───── EXTRACTED DATA

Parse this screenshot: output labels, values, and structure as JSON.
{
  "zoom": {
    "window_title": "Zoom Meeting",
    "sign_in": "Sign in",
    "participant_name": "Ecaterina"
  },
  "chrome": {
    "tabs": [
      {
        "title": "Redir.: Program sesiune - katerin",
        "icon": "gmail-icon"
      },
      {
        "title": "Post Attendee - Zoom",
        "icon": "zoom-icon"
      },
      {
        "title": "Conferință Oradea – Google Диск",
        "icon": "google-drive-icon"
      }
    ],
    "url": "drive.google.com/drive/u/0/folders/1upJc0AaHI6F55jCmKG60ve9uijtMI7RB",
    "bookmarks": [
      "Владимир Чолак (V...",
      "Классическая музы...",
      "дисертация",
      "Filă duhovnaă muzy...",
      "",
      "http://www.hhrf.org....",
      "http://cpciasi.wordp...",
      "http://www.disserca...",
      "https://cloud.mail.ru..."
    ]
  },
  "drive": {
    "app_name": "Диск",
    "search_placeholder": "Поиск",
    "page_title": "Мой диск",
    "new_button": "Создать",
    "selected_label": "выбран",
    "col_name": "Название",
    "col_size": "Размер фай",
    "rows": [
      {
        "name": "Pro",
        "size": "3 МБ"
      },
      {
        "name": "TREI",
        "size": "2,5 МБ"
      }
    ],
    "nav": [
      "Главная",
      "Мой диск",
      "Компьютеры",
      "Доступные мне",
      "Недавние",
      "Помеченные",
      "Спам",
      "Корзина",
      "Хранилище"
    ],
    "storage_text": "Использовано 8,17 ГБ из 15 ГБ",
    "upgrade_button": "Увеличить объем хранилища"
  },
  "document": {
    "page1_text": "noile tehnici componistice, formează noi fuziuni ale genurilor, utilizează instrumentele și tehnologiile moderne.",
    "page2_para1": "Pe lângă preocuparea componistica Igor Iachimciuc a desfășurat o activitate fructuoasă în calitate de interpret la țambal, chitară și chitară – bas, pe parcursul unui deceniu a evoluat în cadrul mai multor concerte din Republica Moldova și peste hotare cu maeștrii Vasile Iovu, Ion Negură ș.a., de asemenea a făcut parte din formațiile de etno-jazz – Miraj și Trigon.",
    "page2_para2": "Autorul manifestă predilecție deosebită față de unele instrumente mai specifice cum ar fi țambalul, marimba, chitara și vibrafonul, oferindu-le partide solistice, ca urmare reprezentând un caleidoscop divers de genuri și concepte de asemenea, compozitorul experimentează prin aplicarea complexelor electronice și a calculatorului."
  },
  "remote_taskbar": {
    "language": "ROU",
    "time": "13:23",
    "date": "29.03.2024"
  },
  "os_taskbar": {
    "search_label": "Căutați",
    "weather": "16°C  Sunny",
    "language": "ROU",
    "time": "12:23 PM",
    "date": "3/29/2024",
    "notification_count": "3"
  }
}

──────────

◆ **EXERCISE OBJECTIVE**:
Nothing should be left out: repeat all of the data exactly.

◆ **SOLUTION TO THIS EXERCISE**:
Parse this screenshot: output labels, values, and structure as JSON.
{
  "zoom": {
    "window_title": "Zoom Meeting",
    "sign_in": "Sign in",
    "participant_name": "Ecaterina"
  },
  "chrome": {
    "tabs": [
      {
        "title": "Redir.: Program sesiune - katerin",
        "icon": "gmail-icon"
      },
      {
        "title": "Post Attendee - Zoom",
        "icon": "zoom-icon"
      },
      {
        "title": "Conferință Oradea – Google Диск",
        "icon": "google-drive-icon"
      }
    ],
    "url": "drive.google.com/drive/u/0/folders/1upJc0AaHI6F55jCmKG60ve9uijtMI7RB",
    "bookmarks": [
      "Владимир Чолак (V...",
      "Классическая музы...",
      "дисертация",
      "Filă duhovnaă muzy...",
      "",
      "http://www.hhrf.org....",
      "http://cpciasi.wordp...",
      "http://www.disserca...",
      "https://cloud.mail.ru..."
    ]
  },
  "drive": {
    "app_name": "Диск",
    "search_placeholder": "Поиск",
    "page_title": "Мой диск",
    "new_button": "Создать",
    "selected_label": "выбран",
    "col_name": "Название",
    "col_size": "Размер фай",
    "rows": [
      {
        "name": "Pro",
        "size": "3 МБ"
      },
      {
        "name": "TREI",
        "size": "2,5 МБ"
      }
    ],
    "nav": [
      "Главная",
      "Мой диск",
      "Компьютеры",
      "Доступные мне",
      "Недавние",
      "Помеченные",
      "Спам",
      "Корзина",
      "Хранилище"
    ],
    "storage_text": "Использовано 8,17 ГБ из 15 ГБ",
    "upgrade_button": "Увеличить объем хранилища"
  },
  "document": {
    "page1_text": "noile tehnici componistice, formează noi fuziuni ale genurilor, utilizează instrumentele și tehnologiile moderne.",
    "page2_para1": "Pe lângă preocuparea componistica Igor Iachimciuc a desfășurat o activitate fructuoasă în calitate de interpret la țambal, chitară și chitară – bas, pe parcursul unui deceniu a evoluat în cadrul mai multor concerte din Republica Moldova și peste hotare cu maeștrii Vasile Iovu, Ion Negură ș.a., de asemenea a făcut parte din formațiile de etno-jazz – Miraj și Trigon.",
    "page2_para2": "Autorul manifestă predilecție deosebită față de unele instrumente mai specifice cum ar fi țambalul, marimba, chitara și vibrafonul, oferindu-le partide solistice, ca urmare reprezentând un caleidoscop divers de genuri și concepte de asemenea, compozitorul experimentează prin aplicarea complexelor electronice și a calculatorului."
  },
  "remote_taskbar": {
    "language": "ROU",
    "time": "13:23",
    "date": "29.03.2024"
  },
  "os_taskbar": {
    "search_label": "Căutați",
    "weather": "16°C  Sunny",
    "language": "ROU",
    "time": "12:23 PM",
    "date": "3/29/2024",
    "notification_count": "3"
  }
}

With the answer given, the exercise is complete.